[start Dataset rows]

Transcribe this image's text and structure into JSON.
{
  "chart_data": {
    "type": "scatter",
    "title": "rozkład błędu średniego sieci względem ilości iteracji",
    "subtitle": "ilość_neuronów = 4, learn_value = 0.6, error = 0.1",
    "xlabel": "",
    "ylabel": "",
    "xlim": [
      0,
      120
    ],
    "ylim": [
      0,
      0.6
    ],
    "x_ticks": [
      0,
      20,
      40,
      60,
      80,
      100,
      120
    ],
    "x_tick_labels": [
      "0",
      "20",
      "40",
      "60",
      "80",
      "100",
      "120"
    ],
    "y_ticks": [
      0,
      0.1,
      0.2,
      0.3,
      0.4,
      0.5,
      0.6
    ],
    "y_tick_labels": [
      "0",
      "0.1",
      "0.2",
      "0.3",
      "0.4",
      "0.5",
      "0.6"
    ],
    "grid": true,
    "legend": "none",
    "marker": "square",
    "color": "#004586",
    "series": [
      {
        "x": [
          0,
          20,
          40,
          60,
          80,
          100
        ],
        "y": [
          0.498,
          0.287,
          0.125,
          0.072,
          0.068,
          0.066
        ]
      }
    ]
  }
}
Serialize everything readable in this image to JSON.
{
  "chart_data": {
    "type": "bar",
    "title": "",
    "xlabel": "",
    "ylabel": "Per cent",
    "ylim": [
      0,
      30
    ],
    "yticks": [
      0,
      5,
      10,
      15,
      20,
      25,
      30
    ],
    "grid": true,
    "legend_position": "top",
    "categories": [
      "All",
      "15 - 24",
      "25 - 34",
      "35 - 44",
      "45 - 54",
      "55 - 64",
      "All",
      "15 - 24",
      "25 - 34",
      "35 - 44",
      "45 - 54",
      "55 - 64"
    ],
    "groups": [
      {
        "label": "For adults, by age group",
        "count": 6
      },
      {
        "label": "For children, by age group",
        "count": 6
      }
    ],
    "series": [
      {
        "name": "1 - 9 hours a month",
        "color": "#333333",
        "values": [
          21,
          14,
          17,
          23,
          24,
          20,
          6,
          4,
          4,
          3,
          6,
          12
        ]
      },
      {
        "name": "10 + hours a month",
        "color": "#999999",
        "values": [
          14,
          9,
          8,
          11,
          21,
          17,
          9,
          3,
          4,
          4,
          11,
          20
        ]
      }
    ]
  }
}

[end Dataset rows]

- Written task -
Every record shown above should be written out again exactly.

- Solution to this task -
Transcribe this image's text and structure into JSON.
{
  "chart_data": {
    "type": "scatter",
    "title": "rozkład błędu średniego sieci względem ilości iteracji",
    "subtitle": "ilość_neuronów = 4, learn_value = 0.6, error = 0.1",
    "xlabel": "",
    "ylabel": "",
    "xlim": [
      0,
      120
    ],
    "ylim": [
      0,
      0.6
    ],
    "x_ticks": [
      0,
      20,
      40,
      60,
      80,
      100,
      120
    ],
    "x_tick_labels": [
      "0",
      "20",
      "40",
      "60",
      "80",
      "100",
      "120"
    ],
    "y_ticks": [
      0,
      0.1,
      0.2,
      0.3,
      0.4,
      0.5,
      0.6
    ],
    "y_tick_labels": [
      "0",
      "0.1",
      "0.2",
      "0.3",
      "0.4",
      "0.5",
      "0.6"
    ],
    "grid": true,
    "legend": "none",
    "marker": "square",
    "color": "#004586",
    "series": [
      {
        "x": [
          0,
          20,
          40,
          60,
          80,
          100
        ],
        "y": [
          0.498,
          0.287,
          0.125,
          0.072,
          0.068,
          0.066
        ]
      }
    ]
  }
}
Serialize everything readable in this image to JSON.
{
  "chart_data": {
    "type": "bar",
    "title": "",
    "xlabel": "",
    "ylabel": "Per cent",
    "ylim": [
      0,
      30
    ],
    "yticks": [
      0,
      5,
      10,
      15,
      20,
      25,
      30
    ],
    "grid": true,
    "legend_position": "top",
    "categories": [
      "All",
      "15 - 24",
      "25 - 34",
      "35 - 44",
      "45 - 54",
      "55 - 64",
      "All",
      "15 - 24",
      "25 - 34",
      "35 - 44",
      "45 - 54",
      "55 - 64"
    ],
    "groups": [
      {
        "label": "For adults, by age group",
        "count": 6
      },
      {
        "label": "For children, by age group",
        "count": 6
      }
    ],
    "series": [
      {
        "name": "1 - 9 hours a month",
        "color": "#333333",
        "values": [
          21,
          14,
          17,
          23,
          24,
          20,
          6,
          4,
          4,
          3,
          6,
          12
        ]
      },
      {
        "name": "10 + hours a month",
        "color": "#999999",
        "values": [
          14,
          9,
          8,
          11,
          21,
          17,
          9,
          3,
          4,
          4,
          11,
          20
        ]
      }
    ]
  }
}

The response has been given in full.